Raw records:
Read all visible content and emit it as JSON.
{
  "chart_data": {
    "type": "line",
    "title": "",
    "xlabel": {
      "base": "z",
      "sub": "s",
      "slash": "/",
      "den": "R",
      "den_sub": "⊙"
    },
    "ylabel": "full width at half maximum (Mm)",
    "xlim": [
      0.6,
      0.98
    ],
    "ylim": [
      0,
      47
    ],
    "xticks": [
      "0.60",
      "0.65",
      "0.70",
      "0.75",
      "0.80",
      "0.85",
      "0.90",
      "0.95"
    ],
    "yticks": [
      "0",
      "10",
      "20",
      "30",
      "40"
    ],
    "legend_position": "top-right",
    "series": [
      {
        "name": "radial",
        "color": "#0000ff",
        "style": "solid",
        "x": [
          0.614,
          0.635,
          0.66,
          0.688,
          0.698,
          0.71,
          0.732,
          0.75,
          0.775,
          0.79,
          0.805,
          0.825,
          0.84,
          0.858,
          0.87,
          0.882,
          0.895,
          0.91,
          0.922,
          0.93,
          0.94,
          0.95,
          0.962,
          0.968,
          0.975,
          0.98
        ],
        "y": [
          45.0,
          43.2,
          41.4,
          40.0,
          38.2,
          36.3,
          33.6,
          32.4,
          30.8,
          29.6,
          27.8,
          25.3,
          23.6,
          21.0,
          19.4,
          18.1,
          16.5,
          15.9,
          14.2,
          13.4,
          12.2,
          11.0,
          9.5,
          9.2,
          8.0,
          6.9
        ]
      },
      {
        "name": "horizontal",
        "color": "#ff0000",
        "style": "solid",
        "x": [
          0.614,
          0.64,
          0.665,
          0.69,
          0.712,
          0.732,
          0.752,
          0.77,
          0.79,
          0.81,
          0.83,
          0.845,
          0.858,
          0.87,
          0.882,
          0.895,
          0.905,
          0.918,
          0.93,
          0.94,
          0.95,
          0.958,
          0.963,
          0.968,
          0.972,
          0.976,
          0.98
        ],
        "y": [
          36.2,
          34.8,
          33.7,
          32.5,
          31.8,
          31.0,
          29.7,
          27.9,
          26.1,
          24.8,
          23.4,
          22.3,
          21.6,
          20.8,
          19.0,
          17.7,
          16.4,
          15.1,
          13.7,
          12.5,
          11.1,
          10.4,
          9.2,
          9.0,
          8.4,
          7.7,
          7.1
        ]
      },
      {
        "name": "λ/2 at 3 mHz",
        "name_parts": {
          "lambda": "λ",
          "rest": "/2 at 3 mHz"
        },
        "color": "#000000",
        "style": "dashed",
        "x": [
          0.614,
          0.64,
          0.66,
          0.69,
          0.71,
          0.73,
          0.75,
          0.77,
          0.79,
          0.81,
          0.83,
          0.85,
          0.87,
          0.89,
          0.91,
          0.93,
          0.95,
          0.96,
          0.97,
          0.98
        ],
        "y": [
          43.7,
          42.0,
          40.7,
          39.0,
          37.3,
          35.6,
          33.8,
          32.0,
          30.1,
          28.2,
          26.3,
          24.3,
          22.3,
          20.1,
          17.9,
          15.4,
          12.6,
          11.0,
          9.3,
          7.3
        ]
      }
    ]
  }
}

Job: Output the records verbatim, from the first line to the last.

Response for this exercise:
Read all visible content and emit it as JSON.
{
  "chart_data": {
    "type": "line",
    "title": "",
    "xlabel": {
      "base": "z",
      "sub": "s",
      "slash": "/",
      "den": "R",
      "den_sub": "⊙"
    },
    "ylabel": "full width at half maximum (Mm)",
    "xlim": [
      0.6,
      0.98
    ],
    "ylim": [
      0,
      47
    ],
    "xticks": [
      "0.60",
      "0.65",
      "0.70",
      "0.75",
      "0.80",
      "0.85",
      "0.90",
      "0.95"
    ],
    "yticks": [
      "0",
      "10",
      "20",
      "30",
      "40"
    ],
    "legend_position": "top-right",
    "series": [
      {
        "name": "radial",
        "color": "#0000ff",
        "style": "solid",
        "x": [
          0.614,
          0.635,
          0.66,
          0.688,
          0.698,
          0.71,
          0.732,
          0.75,
          0.775,
          0.79,
          0.805,
          0.825,
          0.84,
          0.858,
          0.87,
          0.882,
          0.895,
          0.91,
          0.922,
          0.93,
          0.94,
          0.95,
          0.962,
          0.968,
          0.975,
          0.98
        ],
        "y": [
          45.0,
          43.2,
          41.4,
          40.0,
          38.2,
          36.3,
          33.6,
          32.4,
          30.8,
          29.6,
          27.8,
          25.3,
          23.6,
          21.0,
          19.4,
          18.1,
          16.5,
          15.9,
          14.2,
          13.4,
          12.2,
          11.0,
          9.5,
          9.2,
          8.0,
          6.9
        ]
      },
      {
        "name": "horizontal",
        "color": "#ff0000",
        "style": "solid",
        "x": [
          0.614,
          0.64,
          0.665,
          0.69,
          0.712,
          0.732,
          0.752,
          0.77,
          0.79,
          0.81,
          0.83,
          0.845,
          0.858,
          0.87,
          0.882,
          0.895,
          0.905,
          0.918,
          0.93,
          0.94,
          0.95,
          0.958,
          0.963,
          0.968,
          0.972,
          0.976,
          0.98
        ],
        "y": [
          36.2,
          34.8,
          33.7,
          32.5,
          31.8,
          31.0,
          29.7,
          27.9,
          26.1,
          24.8,
          23.4,
          22.3,
          21.6,
          20.8,
          19.0,
          17.7,
          16.4,
          15.1,
          13.7,
          12.5,
          11.1,
          10.4,
          9.2,
          9.0,
          8.4,
          7.7,
          7.1
        ]
      },
      {
        "name": "λ/2 at 3 mHz",
        "name_parts": {
          "lambda": "λ",
          "rest": "/2 at 3 mHz"
        },
        "color": "#000000",
        "style": "dashed",
        "x": [
          0.614,
          0.64,
          0.66,
          0.69,
          0.71,
          0.73,
          0.75,
          0.77,
          0.79,
          0.81,
          0.83,
          0.85,
          0.87,
          0.89,
          0.91,
          0.93,
          0.95,
          0.96,
          0.97,
          0.98
        ],
        "y": [
          43.7,
          42.0,
          40.7,
          39.0,
          37.3,
          35.6,
          33.8,
          32.0,
          30.1,
          28.2,
          26.3,
          24.3,
          22.3,
          20.1,
          17.9,
          15.4,
          12.6,
          11.0,
          9.3,
          7.3
        ]
      }
    ]
  }
}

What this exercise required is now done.